Exercise requirements: Transcribe all of the material exactly.

Dataset records:
********

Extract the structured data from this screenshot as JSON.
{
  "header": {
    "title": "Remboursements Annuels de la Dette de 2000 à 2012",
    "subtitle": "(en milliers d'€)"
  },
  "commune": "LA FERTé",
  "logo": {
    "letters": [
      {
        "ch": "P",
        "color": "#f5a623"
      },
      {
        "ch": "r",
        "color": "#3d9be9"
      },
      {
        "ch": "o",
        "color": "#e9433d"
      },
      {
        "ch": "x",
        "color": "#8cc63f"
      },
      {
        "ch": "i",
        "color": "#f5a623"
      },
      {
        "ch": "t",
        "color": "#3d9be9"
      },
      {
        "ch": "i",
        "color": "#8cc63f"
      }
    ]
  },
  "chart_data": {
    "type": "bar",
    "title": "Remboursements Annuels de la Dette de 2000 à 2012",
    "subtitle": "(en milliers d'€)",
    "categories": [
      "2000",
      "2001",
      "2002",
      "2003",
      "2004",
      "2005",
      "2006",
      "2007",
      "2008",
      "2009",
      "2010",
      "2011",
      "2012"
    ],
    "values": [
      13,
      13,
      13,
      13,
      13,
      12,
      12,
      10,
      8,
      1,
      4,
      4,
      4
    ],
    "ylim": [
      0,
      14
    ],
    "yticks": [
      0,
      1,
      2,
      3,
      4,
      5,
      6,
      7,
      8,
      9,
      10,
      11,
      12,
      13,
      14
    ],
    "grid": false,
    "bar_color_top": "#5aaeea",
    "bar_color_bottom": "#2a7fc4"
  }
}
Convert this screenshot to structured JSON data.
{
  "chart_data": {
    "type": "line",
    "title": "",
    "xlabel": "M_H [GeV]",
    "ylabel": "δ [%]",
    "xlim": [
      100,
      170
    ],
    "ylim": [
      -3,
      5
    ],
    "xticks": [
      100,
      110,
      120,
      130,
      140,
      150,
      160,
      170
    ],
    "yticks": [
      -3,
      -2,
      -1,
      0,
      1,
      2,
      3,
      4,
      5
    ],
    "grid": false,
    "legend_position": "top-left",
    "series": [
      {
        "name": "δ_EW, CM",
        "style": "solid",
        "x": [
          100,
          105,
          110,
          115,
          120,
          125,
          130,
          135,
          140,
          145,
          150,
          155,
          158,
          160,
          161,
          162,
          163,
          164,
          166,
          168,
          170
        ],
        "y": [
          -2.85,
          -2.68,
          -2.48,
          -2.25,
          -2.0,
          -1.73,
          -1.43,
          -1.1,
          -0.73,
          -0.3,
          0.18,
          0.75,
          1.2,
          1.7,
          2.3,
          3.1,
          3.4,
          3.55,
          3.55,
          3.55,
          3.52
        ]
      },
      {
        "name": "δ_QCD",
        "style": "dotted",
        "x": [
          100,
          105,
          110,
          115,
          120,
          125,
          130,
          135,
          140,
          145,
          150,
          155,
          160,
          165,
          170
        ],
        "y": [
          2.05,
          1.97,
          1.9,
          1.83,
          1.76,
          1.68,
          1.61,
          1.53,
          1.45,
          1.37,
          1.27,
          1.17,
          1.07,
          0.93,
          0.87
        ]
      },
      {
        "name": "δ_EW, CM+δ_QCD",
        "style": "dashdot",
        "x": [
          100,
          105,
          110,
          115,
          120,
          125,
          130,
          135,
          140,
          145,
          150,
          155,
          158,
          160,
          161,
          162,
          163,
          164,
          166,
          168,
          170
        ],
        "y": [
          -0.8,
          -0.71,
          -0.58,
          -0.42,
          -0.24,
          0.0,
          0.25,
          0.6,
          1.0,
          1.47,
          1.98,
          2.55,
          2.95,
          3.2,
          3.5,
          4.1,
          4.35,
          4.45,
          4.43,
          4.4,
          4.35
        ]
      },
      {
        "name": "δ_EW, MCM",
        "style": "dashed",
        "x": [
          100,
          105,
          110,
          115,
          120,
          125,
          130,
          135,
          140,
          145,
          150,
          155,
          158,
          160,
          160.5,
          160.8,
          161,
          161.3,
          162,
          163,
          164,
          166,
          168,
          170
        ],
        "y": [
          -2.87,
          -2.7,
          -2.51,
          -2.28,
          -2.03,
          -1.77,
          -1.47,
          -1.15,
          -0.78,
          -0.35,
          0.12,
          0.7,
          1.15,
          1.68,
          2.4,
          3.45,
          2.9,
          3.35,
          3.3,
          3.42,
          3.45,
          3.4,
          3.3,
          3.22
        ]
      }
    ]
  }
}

********

Task result:
Extract the structured data from this screenshot as JSON.
{
  "header": {
    "title": "Remboursements Annuels de la Dette de 2000 à 2012",
    "subtitle": "(en milliers d'€)"
  },
  "commune": "LA FERTé",
  "logo": {
    "letters": [
      {
        "ch": "P",
        "color": "#f5a623"
      },
      {
        "ch": "r",
        "color": "#3d9be9"
      },
      {
        "ch": "o",
        "color": "#e9433d"
      },
      {
        "ch": "x",
        "color": "#8cc63f"
      },
      {
        "ch": "i",
        "color": "#f5a623"
      },
      {
        "ch": "t",
        "color": "#3d9be9"
      },
      {
        "ch": "i",
        "color": "#8cc63f"
      }
    ]
  },
  "chart_data": {
    "type": "bar",
    "title": "Remboursements Annuels de la Dette de 2000 à 2012",
    "subtitle": "(en milliers d'€)",
    "categories": [
      "2000",
      "2001",
      "2002",
      "2003",
      "2004",
      "2005",
      "2006",
      "2007",
      "2008",
      "2009",
      "2010",
      "2011",
      "2012"
    ],
    "values": [
      13,
      13,
      13,
      13,
      13,
      12,
      12,
      10,
      8,
      1,
      4,
      4,
      4
    ],
    "ylim": [
      0,
      14
    ],
    "yticks": [
      0,
      1,
      2,
      3,
      4,
      5,
      6,
      7,
      8,
      9,
      10,
      11,
      12,
      13,
      14
    ],
    "grid": false,
    "bar_color_top": "#5aaeea",
    "bar_color_bottom": "#2a7fc4"
  }
}
Convert this screenshot to structured JSON data.
{
  "chart_data": {
    "type": "line",
    "title": "",
    "xlabel": "M_H [GeV]",
    "ylabel": "δ [%]",
    "xlim": [
      100,
      170
    ],
    "ylim": [
      -3,
      5
    ],
    "xticks": [
      100,
      110,
      120,
      130,
      140,
      150,
      160,
      170
    ],
    "yticks": [
      -3,
      -2,
      -1,
      0,
      1,
      2,
      3,
      4,
      5
    ],
    "grid": false,
    "legend_position": "top-left",
    "series": [
      {
        "name": "δ_EW, CM",
        "style": "solid",
        "x": [
          100,
          105,
          110,
          115,
          120,
          125,
          130,
          135,
          140,
          145,
          150,
          155,
          158,
          160,
          161,
          162,
          163,
          164,
          166,
          168,
          170
        ],
        "y": [
          -2.85,
          -2.68,
          -2.48,
          -2.25,
          -2.0,
          -1.73,
          -1.43,
          -1.1,
          -0.73,
          -0.3,
          0.18,
          0.75,
          1.2,
          1.7,
          2.3,
          3.1,
          3.4,
          3.55,
          3.55,
          3.55,
          3.52
        ]
      },
      {
        "name": "δ_QCD",
        "style": "dotted",
        "x": [
          100,
          105,
          110,
          115,
          120,
          125,
          130,
          135,
          140,
          145,
          150,
          155,
          160,
          165,
          170
        ],
        "y": [
          2.05,
          1.97,
          1.9,
          1.83,
          1.76,
          1.68,
          1.61,
          1.53,
          1.45,
          1.37,
          1.27,
          1.17,
          1.07,
          0.93,
          0.87
        ]
      },
      {
        "name": "δ_EW, CM+δ_QCD",
        "style": "dashdot",
        "x": [
          100,
          105,
          110,
          115,
          120,
          125,
          130,
          135,
          140,
          145,
          150,
          155,
          158,
          160,
          161,
          162,
          163,
          164,
          166,
          168,
          170
        ],
        "y": [
          -0.8,
          -0.71,
          -0.58,
          -0.42,
          -0.24,
          0.0,
          0.25,
          0.6,
          1.0,
          1.47,
          1.98,
          2.55,
          2.95,
          3.2,
          3.5,
          4.1,
          4.35,
          4.45,
          4.43,
          4.4,
          4.35
        ]
      },
      {
        "name": "δ_EW, MCM",
        "style": "dashed",
        "x": [
          100,
          105,
          110,
          115,
          120,
          125,
          130,
          135,
          140,
          145,
          150,
          155,
          158,
          160,
          160.5,
          160.8,
          161,
          161.3,
          162,
          163,
          164,
          166,
          168,
          170
        ],
        "y": [
          -2.87,
          -2.7,
          -2.51,
          -2.28,
          -2.03,
          -1.77,
          -1.47,
          -1.15,
          -0.78,
          -0.35,
          0.12,
          0.7,
          1.15,
          1.68,
          2.4,
          3.45,
          2.9,
          3.35,
          3.3,
          3.42,
          3.45,
          3.4,
          3.3,
          3.22
        ]
      }
    ]
  }
}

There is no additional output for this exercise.